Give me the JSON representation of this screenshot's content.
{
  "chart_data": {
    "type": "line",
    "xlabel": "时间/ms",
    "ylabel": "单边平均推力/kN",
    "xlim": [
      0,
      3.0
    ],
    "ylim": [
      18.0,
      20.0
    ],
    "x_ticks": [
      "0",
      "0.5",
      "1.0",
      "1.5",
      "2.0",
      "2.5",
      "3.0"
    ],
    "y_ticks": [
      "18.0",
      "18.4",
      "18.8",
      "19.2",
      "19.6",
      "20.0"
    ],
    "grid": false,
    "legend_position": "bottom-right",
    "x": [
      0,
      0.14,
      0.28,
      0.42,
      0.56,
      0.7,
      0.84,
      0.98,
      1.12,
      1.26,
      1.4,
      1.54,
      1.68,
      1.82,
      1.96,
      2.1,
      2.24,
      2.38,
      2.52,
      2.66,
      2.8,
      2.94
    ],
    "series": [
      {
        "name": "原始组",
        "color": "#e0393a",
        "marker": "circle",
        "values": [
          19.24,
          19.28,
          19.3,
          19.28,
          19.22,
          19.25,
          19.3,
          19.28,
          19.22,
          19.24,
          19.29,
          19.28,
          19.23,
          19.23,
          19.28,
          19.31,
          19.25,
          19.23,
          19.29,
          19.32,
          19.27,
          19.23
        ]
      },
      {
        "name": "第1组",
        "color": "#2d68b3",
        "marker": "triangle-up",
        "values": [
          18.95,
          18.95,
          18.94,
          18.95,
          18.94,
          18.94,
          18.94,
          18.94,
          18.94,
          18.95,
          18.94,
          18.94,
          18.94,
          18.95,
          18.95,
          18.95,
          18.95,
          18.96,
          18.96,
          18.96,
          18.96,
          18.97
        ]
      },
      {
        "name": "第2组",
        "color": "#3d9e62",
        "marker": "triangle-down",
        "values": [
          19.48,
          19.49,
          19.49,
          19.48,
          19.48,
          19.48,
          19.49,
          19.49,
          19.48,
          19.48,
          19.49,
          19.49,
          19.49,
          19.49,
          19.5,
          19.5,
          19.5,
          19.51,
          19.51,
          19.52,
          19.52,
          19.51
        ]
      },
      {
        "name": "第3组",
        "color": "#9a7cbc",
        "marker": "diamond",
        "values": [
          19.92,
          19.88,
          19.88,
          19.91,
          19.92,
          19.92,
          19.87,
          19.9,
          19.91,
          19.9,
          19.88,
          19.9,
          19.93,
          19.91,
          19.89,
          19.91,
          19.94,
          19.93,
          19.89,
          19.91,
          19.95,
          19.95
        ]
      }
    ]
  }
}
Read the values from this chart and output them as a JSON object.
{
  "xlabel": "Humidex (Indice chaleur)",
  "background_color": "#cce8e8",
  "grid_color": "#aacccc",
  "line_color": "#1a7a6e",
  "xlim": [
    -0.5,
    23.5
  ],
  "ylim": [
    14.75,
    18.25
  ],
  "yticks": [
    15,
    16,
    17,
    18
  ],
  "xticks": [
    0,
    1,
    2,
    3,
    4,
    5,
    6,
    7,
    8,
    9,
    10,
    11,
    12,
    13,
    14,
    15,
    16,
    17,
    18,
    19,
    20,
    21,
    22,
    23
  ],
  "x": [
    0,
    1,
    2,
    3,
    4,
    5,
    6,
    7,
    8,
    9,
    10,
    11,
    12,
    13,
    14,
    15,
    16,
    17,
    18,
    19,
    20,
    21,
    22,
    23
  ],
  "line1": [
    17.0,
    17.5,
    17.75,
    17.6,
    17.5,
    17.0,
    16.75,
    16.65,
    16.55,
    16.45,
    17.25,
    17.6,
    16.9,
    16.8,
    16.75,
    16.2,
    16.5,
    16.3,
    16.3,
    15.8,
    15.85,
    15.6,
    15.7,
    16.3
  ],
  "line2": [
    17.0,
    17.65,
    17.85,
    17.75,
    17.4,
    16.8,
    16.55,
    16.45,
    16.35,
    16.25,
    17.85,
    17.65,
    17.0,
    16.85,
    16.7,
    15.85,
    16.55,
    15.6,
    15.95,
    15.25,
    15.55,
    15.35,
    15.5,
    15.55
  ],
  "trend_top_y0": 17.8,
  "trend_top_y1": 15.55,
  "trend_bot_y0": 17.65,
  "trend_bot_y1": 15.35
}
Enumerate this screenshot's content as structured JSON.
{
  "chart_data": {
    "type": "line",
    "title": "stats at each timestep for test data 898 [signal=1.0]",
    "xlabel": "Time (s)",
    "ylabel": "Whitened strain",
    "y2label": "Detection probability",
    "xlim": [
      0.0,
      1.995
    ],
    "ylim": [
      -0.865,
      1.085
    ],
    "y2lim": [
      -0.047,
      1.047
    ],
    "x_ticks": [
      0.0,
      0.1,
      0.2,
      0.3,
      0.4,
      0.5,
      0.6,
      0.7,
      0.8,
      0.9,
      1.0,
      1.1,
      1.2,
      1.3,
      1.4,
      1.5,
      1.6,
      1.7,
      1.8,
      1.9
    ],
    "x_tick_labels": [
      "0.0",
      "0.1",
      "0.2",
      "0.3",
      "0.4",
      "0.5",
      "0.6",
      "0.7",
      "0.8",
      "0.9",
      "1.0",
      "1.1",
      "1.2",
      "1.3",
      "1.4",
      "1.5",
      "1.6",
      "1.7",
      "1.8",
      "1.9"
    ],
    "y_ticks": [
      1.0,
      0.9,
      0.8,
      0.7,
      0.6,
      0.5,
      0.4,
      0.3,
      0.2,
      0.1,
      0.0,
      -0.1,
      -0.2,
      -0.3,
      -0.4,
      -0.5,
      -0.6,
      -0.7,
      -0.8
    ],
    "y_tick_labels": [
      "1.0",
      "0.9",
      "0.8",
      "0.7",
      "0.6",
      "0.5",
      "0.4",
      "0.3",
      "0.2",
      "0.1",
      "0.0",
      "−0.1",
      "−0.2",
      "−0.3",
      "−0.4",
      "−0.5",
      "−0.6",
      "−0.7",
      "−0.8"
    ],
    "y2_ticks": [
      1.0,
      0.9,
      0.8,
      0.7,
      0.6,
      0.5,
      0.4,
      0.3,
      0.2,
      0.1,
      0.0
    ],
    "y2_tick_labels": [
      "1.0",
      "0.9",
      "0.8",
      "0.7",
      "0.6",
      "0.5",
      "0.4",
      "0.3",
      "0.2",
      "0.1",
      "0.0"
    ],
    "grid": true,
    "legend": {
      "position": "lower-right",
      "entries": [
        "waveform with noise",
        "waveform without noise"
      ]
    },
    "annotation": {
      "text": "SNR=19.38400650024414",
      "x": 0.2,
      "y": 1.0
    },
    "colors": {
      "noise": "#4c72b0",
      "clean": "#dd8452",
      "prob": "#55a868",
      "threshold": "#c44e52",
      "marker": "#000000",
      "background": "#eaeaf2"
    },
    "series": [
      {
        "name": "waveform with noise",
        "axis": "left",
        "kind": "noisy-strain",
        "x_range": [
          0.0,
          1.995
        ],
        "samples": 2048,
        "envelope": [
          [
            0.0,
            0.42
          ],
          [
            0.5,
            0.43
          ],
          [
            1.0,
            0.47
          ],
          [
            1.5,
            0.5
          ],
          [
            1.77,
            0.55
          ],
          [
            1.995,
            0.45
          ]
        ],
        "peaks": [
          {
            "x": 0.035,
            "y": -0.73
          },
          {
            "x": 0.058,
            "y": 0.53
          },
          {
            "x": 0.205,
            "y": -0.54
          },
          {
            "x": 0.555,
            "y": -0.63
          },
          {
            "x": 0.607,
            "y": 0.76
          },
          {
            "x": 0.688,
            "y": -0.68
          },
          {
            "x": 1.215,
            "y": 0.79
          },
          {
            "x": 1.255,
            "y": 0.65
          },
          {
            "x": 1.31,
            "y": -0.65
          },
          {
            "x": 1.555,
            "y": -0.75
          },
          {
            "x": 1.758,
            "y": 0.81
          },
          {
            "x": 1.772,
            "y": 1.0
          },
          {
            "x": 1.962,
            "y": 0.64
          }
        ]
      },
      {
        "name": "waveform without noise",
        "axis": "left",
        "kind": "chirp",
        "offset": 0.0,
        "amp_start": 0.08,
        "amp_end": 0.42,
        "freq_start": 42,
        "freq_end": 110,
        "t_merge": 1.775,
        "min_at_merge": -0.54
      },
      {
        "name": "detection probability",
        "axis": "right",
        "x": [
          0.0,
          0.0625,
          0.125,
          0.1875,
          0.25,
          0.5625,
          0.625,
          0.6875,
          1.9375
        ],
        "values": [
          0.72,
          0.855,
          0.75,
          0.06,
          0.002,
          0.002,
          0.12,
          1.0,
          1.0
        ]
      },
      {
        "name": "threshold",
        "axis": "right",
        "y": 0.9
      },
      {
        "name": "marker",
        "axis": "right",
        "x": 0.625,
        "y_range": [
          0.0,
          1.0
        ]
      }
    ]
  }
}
======
EXERCISE OBJECTIVE => Only the number is wanted: how many lines of these entries contain the string "xlabel"?

RESPONSE TO THIS TASK => 3